:: Exercise ::
Can you edit the material below so that every instance of "pert-swatch" reads "member-swatch", with nothing else changed?

start

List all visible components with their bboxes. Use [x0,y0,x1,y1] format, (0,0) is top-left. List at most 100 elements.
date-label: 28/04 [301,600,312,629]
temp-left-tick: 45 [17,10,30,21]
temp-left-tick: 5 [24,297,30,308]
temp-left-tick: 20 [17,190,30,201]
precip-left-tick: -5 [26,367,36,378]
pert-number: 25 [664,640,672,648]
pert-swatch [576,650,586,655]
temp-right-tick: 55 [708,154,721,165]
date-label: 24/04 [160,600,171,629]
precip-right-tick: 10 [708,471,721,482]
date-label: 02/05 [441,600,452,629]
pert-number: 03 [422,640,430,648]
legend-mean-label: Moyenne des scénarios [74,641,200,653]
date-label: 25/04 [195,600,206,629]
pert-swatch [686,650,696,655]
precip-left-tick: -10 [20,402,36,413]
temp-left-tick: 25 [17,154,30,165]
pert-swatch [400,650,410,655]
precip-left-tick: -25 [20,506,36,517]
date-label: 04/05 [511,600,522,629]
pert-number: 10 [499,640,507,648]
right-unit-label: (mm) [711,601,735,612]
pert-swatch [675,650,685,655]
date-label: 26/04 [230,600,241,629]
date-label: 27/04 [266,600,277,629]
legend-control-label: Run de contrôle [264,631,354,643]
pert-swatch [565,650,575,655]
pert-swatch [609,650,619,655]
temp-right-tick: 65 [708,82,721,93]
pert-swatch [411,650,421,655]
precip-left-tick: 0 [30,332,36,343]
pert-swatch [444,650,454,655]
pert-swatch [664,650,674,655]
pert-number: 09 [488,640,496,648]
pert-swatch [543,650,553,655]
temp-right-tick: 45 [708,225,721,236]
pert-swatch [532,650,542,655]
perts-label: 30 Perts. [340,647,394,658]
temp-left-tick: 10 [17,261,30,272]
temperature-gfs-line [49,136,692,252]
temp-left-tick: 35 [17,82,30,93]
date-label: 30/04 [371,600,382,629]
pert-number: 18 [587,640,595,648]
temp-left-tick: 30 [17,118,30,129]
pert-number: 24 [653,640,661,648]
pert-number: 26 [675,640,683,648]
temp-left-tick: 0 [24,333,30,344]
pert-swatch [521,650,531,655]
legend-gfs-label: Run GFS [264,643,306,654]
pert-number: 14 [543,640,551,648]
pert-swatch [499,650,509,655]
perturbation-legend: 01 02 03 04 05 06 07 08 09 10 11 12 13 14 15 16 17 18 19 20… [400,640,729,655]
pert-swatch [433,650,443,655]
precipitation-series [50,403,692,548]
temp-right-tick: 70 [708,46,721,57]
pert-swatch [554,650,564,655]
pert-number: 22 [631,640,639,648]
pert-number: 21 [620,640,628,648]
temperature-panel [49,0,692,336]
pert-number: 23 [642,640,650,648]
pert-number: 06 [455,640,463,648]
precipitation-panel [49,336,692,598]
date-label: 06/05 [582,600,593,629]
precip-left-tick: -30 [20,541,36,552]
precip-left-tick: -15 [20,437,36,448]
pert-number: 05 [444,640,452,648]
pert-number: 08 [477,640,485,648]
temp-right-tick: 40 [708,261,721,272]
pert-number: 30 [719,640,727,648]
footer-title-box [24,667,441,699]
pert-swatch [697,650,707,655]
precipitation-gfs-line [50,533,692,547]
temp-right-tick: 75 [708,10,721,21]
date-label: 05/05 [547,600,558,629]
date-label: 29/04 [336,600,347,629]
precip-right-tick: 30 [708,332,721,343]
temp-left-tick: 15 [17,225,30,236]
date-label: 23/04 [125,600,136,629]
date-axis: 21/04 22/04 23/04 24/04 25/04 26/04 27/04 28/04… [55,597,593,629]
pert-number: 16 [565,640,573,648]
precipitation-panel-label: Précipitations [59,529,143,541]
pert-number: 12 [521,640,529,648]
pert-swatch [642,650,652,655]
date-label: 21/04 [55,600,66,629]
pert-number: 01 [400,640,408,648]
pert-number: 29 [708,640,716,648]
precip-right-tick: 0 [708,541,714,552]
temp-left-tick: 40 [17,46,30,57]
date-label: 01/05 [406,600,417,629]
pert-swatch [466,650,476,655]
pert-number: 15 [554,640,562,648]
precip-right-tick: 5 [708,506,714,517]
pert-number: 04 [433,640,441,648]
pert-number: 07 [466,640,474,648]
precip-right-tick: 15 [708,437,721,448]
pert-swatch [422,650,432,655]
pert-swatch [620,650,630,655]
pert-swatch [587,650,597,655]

end

:: Correct result ::
List all visible components with their bboxes. Use [x0,y0,x1,y1] format, (0,0) is top-left. List at most 100 elements.
date-label: 28/04 [301,600,312,629]
temp-left-tick: 45 [17,10,30,21]
temp-left-tick: 5 [24,297,30,308]
temp-left-tick: 20 [17,190,30,201]
precip-left-tick: -5 [26,367,36,378]
pert-number: 25 [664,640,672,648]
member-swatch [576,650,586,655]
temp-right-tick: 55 [708,154,721,165]
date-label: 24/04 [160,600,171,629]
precip-right-tick: 10 [708,471,721,482]
date-label: 02/05 [441,600,452,629]
pert-number: 03 [422,640,430,648]
legend-mean-label: Moyenne des scénarios [74,641,200,653]
date-label: 25/04 [195,600,206,629]
member-swatch [686,650,696,655]
precip-left-tick: -10 [20,402,36,413]
temp-left-tick: 25 [17,154,30,165]
member-swatch [400,650,410,655]
precip-left-tick: -25 [20,506,36,517]
date-label: 04/05 [511,600,522,629]
pert-number: 10 [499,640,507,648]
right-unit-label: (mm) [711,601,735,612]
member-swatch [675,650,685,655]
date-label: 26/04 [230,600,241,629]
date-label: 27/04 [266,600,277,629]
legend-control-label: Run de contrôle [264,631,354,643]
member-swatch [565,650,575,655]
member-swatch [609,650,619,655]
temp-right-tick: 65 [708,82,721,93]
member-swatch [411,650,421,655]
precip-left-tick: 0 [30,332,36,343]
member-swatch [444,650,454,655]
member-swatch [664,650,674,655]
pert-number: 09 [488,640,496,648]
member-swatch [543,650,553,655]
temp-right-tick: 45 [708,225,721,236]
member-swatch [532,650,542,655]
perts-label: 30 Perts. [340,647,394,658]
temp-left-tick: 10 [17,261,30,272]
temperature-gfs-line [49,136,692,252]
temp-left-tick: 35 [17,82,30,93]
date-label: 30/04 [371,600,382,629]
pert-number: 18 [587,640,595,648]
temp-left-tick: 30 [17,118,30,129]
pert-number: 24 [653,640,661,648]
pert-number: 26 [675,640,683,648]
temp-left-tick: 0 [24,333,30,344]
member-swatch [521,650,531,655]
legend-gfs-label: Run GFS [264,643,306,654]
pert-number: 14 [543,640,551,648]
member-swatch [499,650,509,655]
perturbation-legend: 01 02 03 04 05 06 07 08 09 10 11 12 13 14 15 16 17 18 19 20… [400,640,729,655]
member-swatch [433,650,443,655]
precipitation-series [50,403,692,548]
temp-right-tick: 70 [708,46,721,57]
member-swatch [554,650,564,655]
pert-number: 22 [631,640,639,648]
pert-number: 21 [620,640,628,648]
temperature-panel [49,0,692,336]
pert-number: 23 [642,640,650,648]
pert-number: 06 [455,640,463,648]
precipitation-panel [49,336,692,598]
date-label: 06/05 [582,600,593,629]
precip-left-tick: -30 [20,541,36,552]
precip-left-tick: -15 [20,437,36,448]
pert-number: 05 [444,640,452,648]
pert-number: 08 [477,640,485,648]
temp-right-tick: 40 [708,261,721,272]
pert-number: 30 [719,640,727,648]
footer-title-box [24,667,441,699]
member-swatch [697,650,707,655]
precipitation-gfs-line [50,533,692,547]
temp-right-tick: 75 [708,10,721,21]
date-label: 05/05 [547,600,558,629]
date-label: 29/04 [336,600,347,629]
precip-right-tick: 30 [708,332,721,343]
temp-left-tick: 15 [17,225,30,236]
date-label: 23/04 [125,600,136,629]
date-axis: 21/04 22/04 23/04 24/04 25/04 26/04 27/04 28/04… [55,597,593,629]
pert-number: 16 [565,640,573,648]
precipitation-panel-label: Précipitations [59,529,143,541]
pert-number: 12 [521,640,529,648]
member-swatch [642,650,652,655]
date-label: 21/04 [55,600,66,629]
pert-number: 01 [400,640,408,648]
pert-number: 29 [708,640,716,648]
precip-right-tick: 0 [708,541,714,552]
temp-left-tick: 40 [17,46,30,57]
date-label: 01/05 [406,600,417,629]
member-swatch [466,650,476,655]
pert-number: 15 [554,640,562,648]
precip-right-tick: 5 [708,506,714,517]
pert-number: 04 [433,640,441,648]
pert-number: 07 [466,640,474,648]
precip-right-tick: 15 [708,437,721,448]
member-swatch [422,650,432,655]
member-swatch [620,650,630,655]
member-swatch [587,650,597,655]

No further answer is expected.